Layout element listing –

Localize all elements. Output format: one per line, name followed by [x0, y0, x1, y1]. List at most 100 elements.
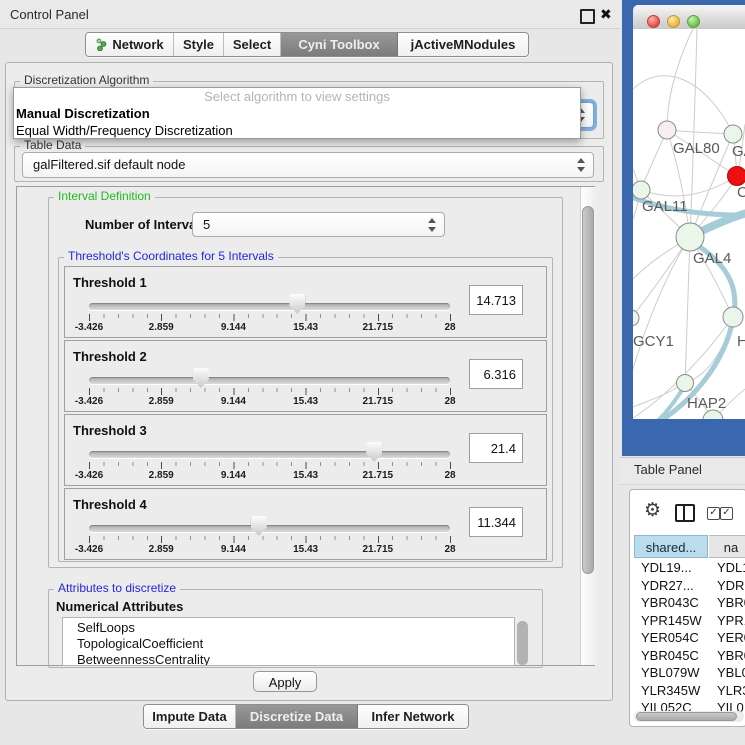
control-panel-tabbar: Network Style Select Cyni Toolbox jActiveMNo… [85, 32, 529, 57]
algorithm-dropdown-popup: Select algorithm to view settings Manual… [13, 87, 581, 139]
threshold-box-3: Threshold 3-3.4262.8599.14415.4321.71528 [64, 414, 547, 486]
tab-infer-network[interactable]: Infer Network [358, 705, 468, 728]
table-row[interactable]: YER054CYER0 [634, 629, 745, 647]
tick-label: 21.715 [348, 396, 408, 407]
tab-discretize-data[interactable]: Discretize Data [236, 705, 358, 728]
popup-prompt: Select algorithm to view settings [14, 88, 580, 105]
popup-option-equal-width-frequency[interactable]: Equal Width/Frequency Discretization [14, 122, 582, 139]
split-columns-icon[interactable] [675, 504, 695, 522]
popup-option-manual-discretization[interactable]: Manual Discretization [14, 105, 582, 122]
discretization-algorithm-label: Discretization Algorithm [20, 74, 153, 87]
network-window-titlebar[interactable] [633, 5, 745, 30]
slider-major-ticks [89, 314, 451, 321]
threshold-stack: Threshold 1-3.4262.8599.14415.4321.71528… [64, 266, 547, 562]
tick-label: 28 [420, 544, 480, 555]
number-of-intervals-label: Number of Intervals [85, 217, 207, 232]
table-hscrollbar-thumb[interactable] [636, 712, 737, 721]
threshold-value-input[interactable] [469, 285, 523, 315]
tick-label: 2.859 [131, 396, 191, 407]
slider-thumb[interactable] [251, 516, 267, 536]
close-traffic-light-icon[interactable] [647, 15, 660, 28]
minimize-traffic-light-icon[interactable] [667, 15, 680, 28]
node-label: GCY1 [633, 333, 674, 350]
table-row[interactable]: YBR043CYBR0 [634, 594, 745, 612]
tab-jactivemnodules[interactable]: jActiveMNodules [398, 33, 528, 56]
threshold-value-input[interactable] [469, 507, 523, 537]
slider-track[interactable] [89, 525, 450, 532]
node [676, 223, 704, 251]
tick-label: 9.144 [203, 544, 263, 555]
checkbox-icon[interactable]: ✓ [720, 507, 733, 520]
slider-thumb[interactable] [366, 442, 382, 462]
control-panel-titlebar: Control Panel ✖ [0, 0, 620, 29]
list-item[interactable]: TopologicalCoefficient [63, 636, 514, 652]
cell-shared-name: YBL079W [641, 664, 700, 681]
tab-label: Impute Data [152, 709, 226, 724]
tab-label: Cyni Toolbox [298, 37, 379, 52]
node-label: GAL80 [673, 140, 720, 157]
node [724, 125, 742, 143]
number-of-intervals-value: 5 [203, 217, 210, 232]
cell-name: YBR0 [717, 647, 745, 664]
slider-track[interactable] [89, 377, 450, 384]
tab-network[interactable]: Network [86, 33, 174, 56]
column-header-shared[interactable]: shared... [634, 535, 708, 558]
attributes-scrollbar-thumb[interactable] [517, 621, 528, 665]
node-label: GAL11 [642, 198, 688, 215]
tab-label: Discretize Data [250, 709, 343, 724]
network-canvas[interactable]: GAL80GAGAL11CGAL4GCY1HHAP2 [633, 29, 745, 419]
combo-arrows-icon [427, 217, 436, 233]
list-item[interactable]: SelfLoops [63, 620, 514, 636]
table-row[interactable]: YPR145WYPR1 [634, 612, 745, 630]
gear-icon[interactable]: ⚙ [644, 499, 661, 522]
table-panel-title: Table Panel [634, 462, 702, 477]
table-row[interactable]: YBR045C YBR0 [634, 647, 745, 665]
threshold-box-1: Threshold 1-3.4262.8599.14415.4321.71528 [64, 266, 547, 338]
slider-thumb[interactable] [193, 368, 209, 388]
slider-thumb[interactable] [289, 294, 305, 314]
combo-arrows-icon [576, 157, 585, 173]
table-row[interactable]: YDR27...YDR2 [634, 577, 745, 595]
network-graph: GAL80GAGAL11CGAL4GCY1HHAP2 [633, 29, 745, 419]
tick-label: 9.144 [203, 470, 263, 481]
tab-style[interactable]: Style [174, 33, 224, 56]
tick-label: -3.426 [59, 544, 119, 555]
apply-button[interactable]: Apply [253, 671, 317, 692]
tab-impute-data[interactable]: Impute Data [144, 705, 236, 728]
tick-label: 15.43 [276, 396, 336, 407]
tick-label: -3.426 [59, 470, 119, 481]
threshold-box-2: Threshold 2-3.4262.8599.14415.4321.71528 [64, 340, 547, 412]
numerical-attributes-label: Numerical Attributes [56, 599, 183, 614]
threshold-box-4: Threshold 4-3.4262.8599.14415.4321.71528 [64, 488, 547, 560]
table-data-combo[interactable]: galFiltered.sif default node [22, 152, 594, 178]
table-row[interactable]: YLR345WYLR3 [634, 682, 745, 700]
node [658, 121, 676, 139]
cell-shared-name: YBR045C [641, 647, 699, 664]
node [633, 310, 639, 326]
zoom-traffic-light-icon[interactable] [687, 15, 700, 28]
tick-label: 15.43 [276, 544, 336, 555]
slider-major-ticks [89, 462, 451, 469]
tab-cyni-toolbox[interactable]: Cyni Toolbox [281, 33, 398, 56]
numerical-attributes-list[interactable]: SelfLoopsTopologicalCoefficientBetweenne… [62, 617, 515, 666]
column-header-name[interactable]: na [709, 535, 745, 558]
table-row[interactable]: YBL079WYBL0 [634, 664, 745, 682]
threshold-value-input[interactable] [469, 433, 523, 463]
threshold-value-input[interactable] [469, 359, 523, 389]
thresholds-group-label: Threshold's Coordinates for 5 Intervals [64, 250, 278, 263]
node [723, 307, 743, 327]
slider-track[interactable] [89, 451, 450, 458]
table-row[interactable]: YDL19...YDL1 [634, 559, 745, 577]
viewport-scrollbar-thumb[interactable] [582, 206, 594, 574]
list-item[interactable]: BetweennessCentrality [63, 652, 514, 666]
checkbox-icon[interactable]: ✓ [707, 507, 720, 520]
tab-select[interactable]: Select [224, 33, 281, 56]
cell-name: YLR3 [717, 682, 745, 699]
slider-track[interactable] [89, 303, 450, 310]
close-icon[interactable]: ✖ [600, 5, 612, 23]
node-label: GA [732, 143, 745, 160]
tab-label: Style [183, 37, 214, 52]
cell-shared-name: YPR145W [641, 612, 702, 629]
number-of-intervals-combo[interactable]: 5 [192, 212, 445, 237]
float-window-icon[interactable] [580, 9, 595, 24]
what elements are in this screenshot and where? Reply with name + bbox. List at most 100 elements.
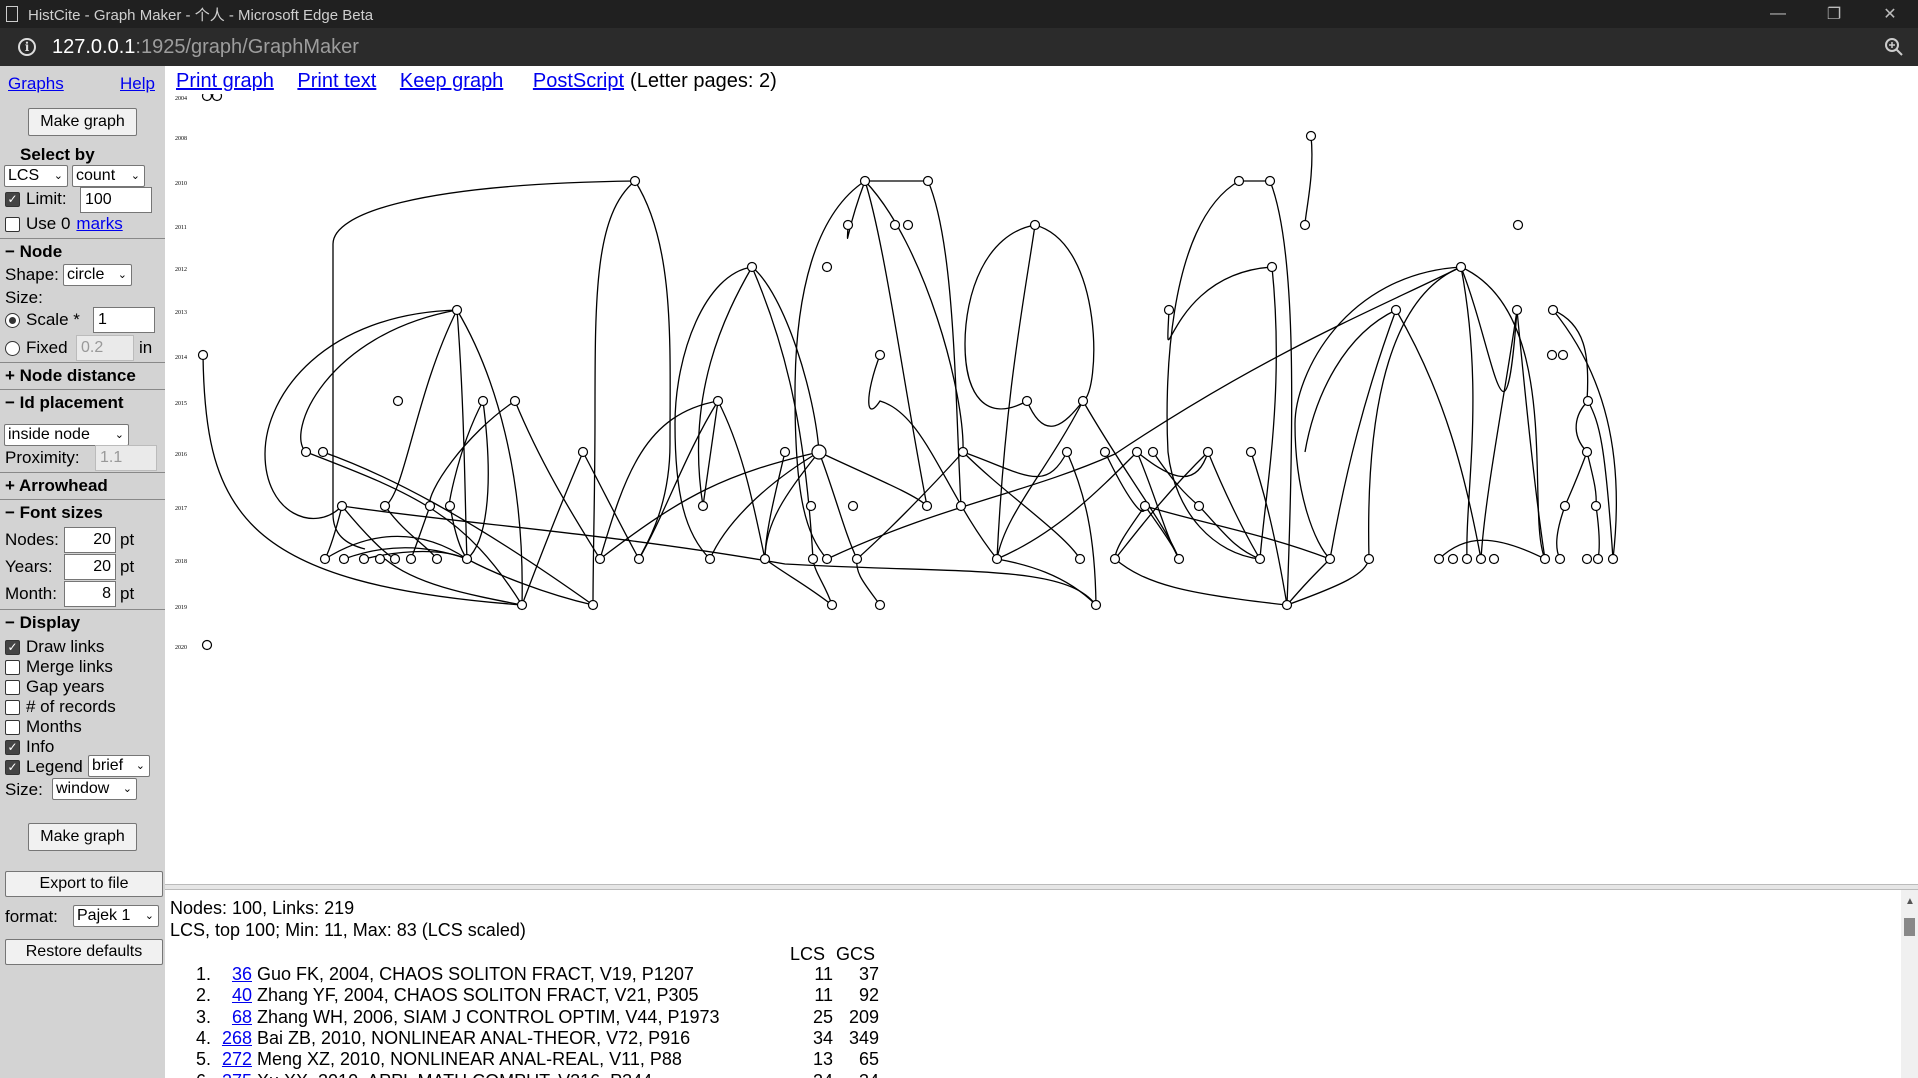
graph-node[interactable] [859, 175, 871, 187]
graph-node[interactable] [1475, 553, 1487, 565]
help-link[interactable]: Help [120, 74, 155, 94]
scale-radio[interactable] [5, 312, 20, 328]
graph-node[interactable] [1512, 219, 1524, 231]
info-checkbox[interactable]: ✓ [5, 739, 20, 755]
num-records-checkbox[interactable] [5, 699, 20, 715]
restore-defaults-button[interactable]: Restore defaults [5, 939, 163, 965]
graph-node[interactable] [424, 500, 436, 512]
print-text-link[interactable]: Print text [297, 70, 376, 92]
graph-node[interactable] [805, 500, 817, 512]
graph-node[interactable] [477, 395, 489, 407]
use-marks-checkbox[interactable] [5, 216, 20, 232]
graph-node[interactable] [712, 395, 724, 407]
proximity-input[interactable]: 1.1 [95, 445, 157, 471]
graph-node[interactable] [374, 553, 386, 565]
graph-node[interactable] [704, 553, 716, 565]
graph-node[interactable] [955, 500, 967, 512]
graph-node[interactable] [1511, 304, 1523, 316]
graph-node[interactable] [1582, 395, 1594, 407]
keep-graph-link[interactable]: Keep graph [400, 70, 503, 92]
graph-node[interactable] [1074, 553, 1086, 565]
graph-node[interactable] [1245, 446, 1257, 458]
graph-node[interactable] [451, 304, 463, 316]
graph-node[interactable] [211, 94, 223, 102]
graph-node[interactable] [1202, 446, 1214, 458]
graph-node[interactable] [957, 446, 969, 458]
fixed-input[interactable]: 0.2 [76, 335, 134, 361]
graph-node[interactable] [1539, 553, 1551, 565]
graph-node[interactable] [1061, 446, 1073, 458]
graph-node[interactable] [1131, 446, 1143, 458]
graph-node[interactable] [461, 553, 473, 565]
graph-node[interactable] [1581, 446, 1593, 458]
select-mode-dropdown[interactable]: count ⌄ [72, 165, 145, 187]
graph-node[interactable] [902, 219, 914, 231]
legend-dropdown[interactable]: brief ⌄ [88, 755, 150, 777]
print-graph-link[interactable]: Print graph [176, 70, 274, 92]
graph-node[interactable] [1077, 395, 1089, 407]
graph-node[interactable] [922, 175, 934, 187]
shape-dropdown[interactable]: circle ⌄ [63, 264, 132, 286]
graph-node[interactable] [1099, 446, 1111, 458]
graph-node[interactable] [392, 395, 404, 407]
graph-node[interactable] [1363, 553, 1375, 565]
graph-node[interactable] [317, 446, 329, 458]
graph-node[interactable] [1021, 395, 1033, 407]
graph-node[interactable] [1264, 175, 1276, 187]
graph-node[interactable] [874, 599, 886, 611]
graph-node[interactable] [1559, 500, 1571, 512]
graph-node[interactable] [1461, 553, 1473, 565]
years-font-input[interactable]: 20 [64, 554, 116, 580]
export-to-file-button[interactable]: Export to file [5, 871, 163, 897]
citation-graph[interactable]: 2004 2008 2010 2011 2012 2013 2014 2015 2016 2017… [165, 94, 1918, 884]
graph-node[interactable] [577, 446, 589, 458]
graph-node[interactable] [338, 553, 350, 565]
graph-node[interactable] [1324, 553, 1336, 565]
graph-node[interactable] [874, 349, 886, 361]
node-distance-section-header[interactable]: + Node distance [0, 366, 165, 386]
record-id-link[interactable]: 36 [220, 964, 252, 985]
graph-node[interactable] [1193, 500, 1205, 512]
graph-node[interactable] [842, 219, 854, 231]
graph-node[interactable] [319, 553, 331, 565]
graph-node[interactable] [1581, 553, 1593, 565]
node-section-header[interactable]: − Node [0, 242, 165, 262]
graphs-link[interactable]: Graphs [8, 74, 64, 94]
graph-node[interactable] [1163, 304, 1175, 316]
minimize-icon[interactable]: — [1750, 5, 1806, 23]
close-icon[interactable]: ✕ [1862, 4, 1918, 24]
graph-node[interactable] [847, 500, 859, 512]
graph-node[interactable] [1546, 349, 1558, 361]
display-section-header[interactable]: − Display [0, 613, 165, 633]
graph-node[interactable] [821, 261, 833, 273]
graph-node[interactable] [826, 599, 838, 611]
graph-node[interactable] [1607, 553, 1619, 565]
id-placement-dropdown[interactable]: inside node ⌄ [4, 424, 129, 446]
record-id-link[interactable]: 40 [220, 985, 252, 1006]
graph-node[interactable] [629, 175, 641, 187]
graph-node[interactable] [1029, 219, 1041, 231]
graph-node[interactable] [1557, 349, 1569, 361]
graph-node[interactable] [1590, 500, 1602, 512]
months-checkbox[interactable] [5, 719, 20, 735]
graph-node[interactable] [405, 553, 417, 565]
format-dropdown[interactable]: Pajek 1 ⌄ [73, 905, 159, 927]
graph-node[interactable] [807, 553, 819, 565]
graph-node[interactable] [746, 261, 758, 273]
graph-node[interactable] [697, 500, 709, 512]
graph-node[interactable] [1547, 304, 1559, 316]
graph-node[interactable] [821, 553, 833, 565]
graph-node[interactable] [779, 446, 791, 458]
graph-node[interactable] [889, 219, 901, 231]
graph-node[interactable] [1233, 175, 1245, 187]
graph-node[interactable] [1266, 261, 1278, 273]
graph-node[interactable] [759, 553, 771, 565]
graph-node[interactable] [379, 500, 391, 512]
graph-node[interactable] [594, 553, 606, 565]
graph-node[interactable] [1109, 553, 1121, 565]
graph-node[interactable] [811, 444, 827, 460]
graph-node[interactable] [201, 639, 213, 651]
graph-node[interactable] [1173, 553, 1185, 565]
fixed-radio[interactable] [5, 340, 20, 356]
postscript-link[interactable]: PostScript [533, 70, 624, 92]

Written instruction – Copy the listing lines above verbatim, beginning at the line that contains "graph-node[interactable] [859, 175, 871, 187]" and ending after the line that contains "graph-node[interactable] [1363, 553, 1375, 565]".

Reply –
graph-node[interactable] [859, 175, 871, 187]
graph-node[interactable] [1475, 553, 1487, 565]
help-link[interactable]: Help [120, 74, 155, 94]
scale-radio[interactable] [5, 312, 20, 328]
graph-node[interactable] [1512, 219, 1524, 231]
info-checkbox[interactable]: ✓ [5, 739, 20, 755]
num-records-checkbox[interactable] [5, 699, 20, 715]
restore-defaults-button[interactable]: Restore defaults [5, 939, 163, 965]
graph-node[interactable] [424, 500, 436, 512]
print-text-link[interactable]: Print text [297, 70, 376, 92]
graph-node[interactable] [805, 500, 817, 512]
graph-node[interactable] [477, 395, 489, 407]
use-marks-checkbox[interactable] [5, 216, 20, 232]
graph-node[interactable] [712, 395, 724, 407]
proximity-input[interactable]: 1.1 [95, 445, 157, 471]
graph-node[interactable] [374, 553, 386, 565]
graph-node[interactable] [704, 553, 716, 565]
graph-node[interactable] [955, 500, 967, 512]
graph-node[interactable] [1511, 304, 1523, 316]
graph-node[interactable] [1582, 395, 1594, 407]
keep-graph-link[interactable]: Keep graph [400, 70, 503, 92]
graph-node[interactable] [1074, 553, 1086, 565]
graph-node[interactable] [1245, 446, 1257, 458]
graph-node[interactable] [451, 304, 463, 316]
graph-node[interactable] [211, 94, 223, 102]
graph-node[interactable] [1202, 446, 1214, 458]
graph-node[interactable] [957, 446, 969, 458]
fixed-input[interactable]: 0.2 [76, 335, 134, 361]
graph-node[interactable] [1539, 553, 1551, 565]
graph-node[interactable] [1061, 446, 1073, 458]
graph-node[interactable] [1131, 446, 1143, 458]
graph-node[interactable] [461, 553, 473, 565]
graph-node[interactable] [1581, 446, 1593, 458]
select-mode-dropdown[interactable]: count ⌄ [72, 165, 145, 187]
graph-node[interactable] [902, 219, 914, 231]
legend-dropdown[interactable]: brief ⌄ [88, 755, 150, 777]
print-graph-link[interactable]: Print graph [176, 70, 274, 92]
graph-node[interactable] [1077, 395, 1089, 407]
graph-node[interactable] [922, 175, 934, 187]
shape-dropdown[interactable]: circle ⌄ [63, 264, 132, 286]
graph-node[interactable] [1099, 446, 1111, 458]
graph-node[interactable] [392, 395, 404, 407]
graph-node[interactable] [1363, 553, 1375, 565]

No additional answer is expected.